> _Your instructions_:
Which lines have the string "LICENSE"? Copy all of them from the entries below.

[Stored dataset items]
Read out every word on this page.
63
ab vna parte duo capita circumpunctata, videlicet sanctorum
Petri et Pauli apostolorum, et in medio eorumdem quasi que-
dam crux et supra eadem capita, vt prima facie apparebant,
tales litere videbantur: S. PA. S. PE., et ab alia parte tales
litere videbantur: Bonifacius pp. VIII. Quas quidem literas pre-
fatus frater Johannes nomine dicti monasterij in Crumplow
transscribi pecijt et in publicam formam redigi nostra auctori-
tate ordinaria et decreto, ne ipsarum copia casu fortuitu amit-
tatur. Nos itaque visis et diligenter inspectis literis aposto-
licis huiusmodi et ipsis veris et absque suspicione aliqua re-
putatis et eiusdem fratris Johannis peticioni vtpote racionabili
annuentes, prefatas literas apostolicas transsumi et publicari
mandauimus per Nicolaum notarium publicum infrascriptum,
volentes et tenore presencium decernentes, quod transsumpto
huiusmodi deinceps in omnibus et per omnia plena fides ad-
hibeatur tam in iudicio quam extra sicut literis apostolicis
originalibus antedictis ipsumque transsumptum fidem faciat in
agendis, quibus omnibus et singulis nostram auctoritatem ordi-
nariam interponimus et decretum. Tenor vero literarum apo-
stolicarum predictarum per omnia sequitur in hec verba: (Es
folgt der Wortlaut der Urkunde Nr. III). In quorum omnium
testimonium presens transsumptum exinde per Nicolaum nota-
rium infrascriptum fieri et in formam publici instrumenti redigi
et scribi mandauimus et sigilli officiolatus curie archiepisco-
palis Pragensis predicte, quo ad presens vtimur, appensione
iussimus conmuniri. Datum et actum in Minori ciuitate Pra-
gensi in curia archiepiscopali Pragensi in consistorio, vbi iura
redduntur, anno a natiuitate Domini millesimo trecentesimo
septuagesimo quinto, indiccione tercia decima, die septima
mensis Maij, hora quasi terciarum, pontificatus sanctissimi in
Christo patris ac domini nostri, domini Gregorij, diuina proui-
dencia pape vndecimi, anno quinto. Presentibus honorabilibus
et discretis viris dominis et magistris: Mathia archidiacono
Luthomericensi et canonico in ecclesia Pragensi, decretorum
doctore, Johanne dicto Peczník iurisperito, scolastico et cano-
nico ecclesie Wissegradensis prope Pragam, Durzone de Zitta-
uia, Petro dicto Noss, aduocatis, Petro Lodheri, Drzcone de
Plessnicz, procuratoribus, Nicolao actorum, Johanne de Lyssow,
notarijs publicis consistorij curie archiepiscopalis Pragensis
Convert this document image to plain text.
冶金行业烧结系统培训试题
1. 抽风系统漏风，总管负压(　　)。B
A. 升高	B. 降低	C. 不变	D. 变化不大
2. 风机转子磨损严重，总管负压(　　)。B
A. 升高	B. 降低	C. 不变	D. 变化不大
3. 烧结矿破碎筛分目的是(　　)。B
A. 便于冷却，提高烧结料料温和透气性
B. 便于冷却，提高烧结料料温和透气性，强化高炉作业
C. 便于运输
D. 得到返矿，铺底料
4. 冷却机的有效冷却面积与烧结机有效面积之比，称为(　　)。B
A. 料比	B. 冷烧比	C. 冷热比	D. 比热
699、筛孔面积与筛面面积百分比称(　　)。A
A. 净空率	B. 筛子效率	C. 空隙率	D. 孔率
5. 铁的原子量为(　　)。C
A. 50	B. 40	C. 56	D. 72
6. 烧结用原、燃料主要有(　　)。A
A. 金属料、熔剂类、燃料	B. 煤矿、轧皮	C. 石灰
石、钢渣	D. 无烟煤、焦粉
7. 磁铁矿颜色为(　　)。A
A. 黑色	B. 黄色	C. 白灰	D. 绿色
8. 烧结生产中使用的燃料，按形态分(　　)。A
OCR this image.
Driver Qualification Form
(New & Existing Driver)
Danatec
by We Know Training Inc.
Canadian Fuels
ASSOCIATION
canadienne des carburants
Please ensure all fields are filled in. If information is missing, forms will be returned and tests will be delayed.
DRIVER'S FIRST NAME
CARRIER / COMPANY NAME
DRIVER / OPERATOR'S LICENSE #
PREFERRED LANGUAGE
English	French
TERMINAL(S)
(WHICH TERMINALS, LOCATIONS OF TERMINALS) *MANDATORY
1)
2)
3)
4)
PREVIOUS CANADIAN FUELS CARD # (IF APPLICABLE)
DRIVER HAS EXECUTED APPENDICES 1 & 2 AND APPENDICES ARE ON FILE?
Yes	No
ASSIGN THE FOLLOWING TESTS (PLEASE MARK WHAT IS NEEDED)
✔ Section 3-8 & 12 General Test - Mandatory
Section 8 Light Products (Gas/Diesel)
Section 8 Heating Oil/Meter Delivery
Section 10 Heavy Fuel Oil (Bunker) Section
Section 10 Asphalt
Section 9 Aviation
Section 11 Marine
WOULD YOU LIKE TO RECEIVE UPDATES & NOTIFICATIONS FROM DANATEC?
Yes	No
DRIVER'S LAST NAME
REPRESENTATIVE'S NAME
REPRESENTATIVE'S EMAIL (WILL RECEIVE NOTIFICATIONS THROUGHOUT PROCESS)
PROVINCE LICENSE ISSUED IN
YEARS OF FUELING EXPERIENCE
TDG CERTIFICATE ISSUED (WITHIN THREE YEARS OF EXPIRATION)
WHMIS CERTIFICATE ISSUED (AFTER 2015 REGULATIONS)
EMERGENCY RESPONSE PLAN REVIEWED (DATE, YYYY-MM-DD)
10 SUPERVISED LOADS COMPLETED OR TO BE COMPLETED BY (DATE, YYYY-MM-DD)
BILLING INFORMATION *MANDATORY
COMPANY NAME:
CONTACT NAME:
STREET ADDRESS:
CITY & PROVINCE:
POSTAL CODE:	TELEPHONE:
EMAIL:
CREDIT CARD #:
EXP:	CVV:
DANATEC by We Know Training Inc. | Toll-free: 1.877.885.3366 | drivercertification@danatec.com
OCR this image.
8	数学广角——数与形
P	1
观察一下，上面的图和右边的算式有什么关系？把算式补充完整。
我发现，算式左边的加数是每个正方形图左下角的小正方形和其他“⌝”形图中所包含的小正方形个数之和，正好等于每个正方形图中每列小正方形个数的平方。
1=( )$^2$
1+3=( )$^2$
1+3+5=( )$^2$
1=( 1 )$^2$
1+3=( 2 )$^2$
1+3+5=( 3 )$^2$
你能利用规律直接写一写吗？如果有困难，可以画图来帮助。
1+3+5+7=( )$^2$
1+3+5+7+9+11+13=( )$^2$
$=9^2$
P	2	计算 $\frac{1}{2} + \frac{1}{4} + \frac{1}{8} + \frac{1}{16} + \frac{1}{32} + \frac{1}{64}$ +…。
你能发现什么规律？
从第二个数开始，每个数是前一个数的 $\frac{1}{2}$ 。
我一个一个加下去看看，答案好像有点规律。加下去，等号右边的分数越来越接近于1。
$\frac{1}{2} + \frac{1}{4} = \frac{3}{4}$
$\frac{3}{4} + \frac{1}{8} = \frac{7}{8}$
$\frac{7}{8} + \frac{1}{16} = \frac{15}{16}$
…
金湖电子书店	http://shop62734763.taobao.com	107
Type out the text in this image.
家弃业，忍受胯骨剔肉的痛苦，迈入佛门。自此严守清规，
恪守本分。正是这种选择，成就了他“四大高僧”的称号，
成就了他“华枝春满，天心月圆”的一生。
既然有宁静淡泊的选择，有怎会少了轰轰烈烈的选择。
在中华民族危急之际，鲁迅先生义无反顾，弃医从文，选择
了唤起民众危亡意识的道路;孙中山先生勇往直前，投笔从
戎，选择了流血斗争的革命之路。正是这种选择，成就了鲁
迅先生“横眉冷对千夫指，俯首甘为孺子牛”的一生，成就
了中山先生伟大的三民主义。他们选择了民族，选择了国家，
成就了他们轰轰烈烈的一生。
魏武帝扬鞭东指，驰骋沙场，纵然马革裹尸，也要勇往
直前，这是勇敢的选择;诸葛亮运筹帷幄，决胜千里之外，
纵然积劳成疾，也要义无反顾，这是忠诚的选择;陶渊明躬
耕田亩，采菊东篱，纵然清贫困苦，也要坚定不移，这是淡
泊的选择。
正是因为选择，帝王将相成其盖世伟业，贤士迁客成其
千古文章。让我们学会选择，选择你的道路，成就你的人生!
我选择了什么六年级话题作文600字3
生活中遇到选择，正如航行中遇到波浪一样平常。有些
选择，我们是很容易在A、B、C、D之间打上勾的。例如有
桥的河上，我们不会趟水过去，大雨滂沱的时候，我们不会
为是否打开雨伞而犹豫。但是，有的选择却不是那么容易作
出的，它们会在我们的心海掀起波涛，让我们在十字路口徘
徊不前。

> _Response_:
DRIVER / OPERATOR'S LICENSE #
PROVINCE LICENSE ISSUED IN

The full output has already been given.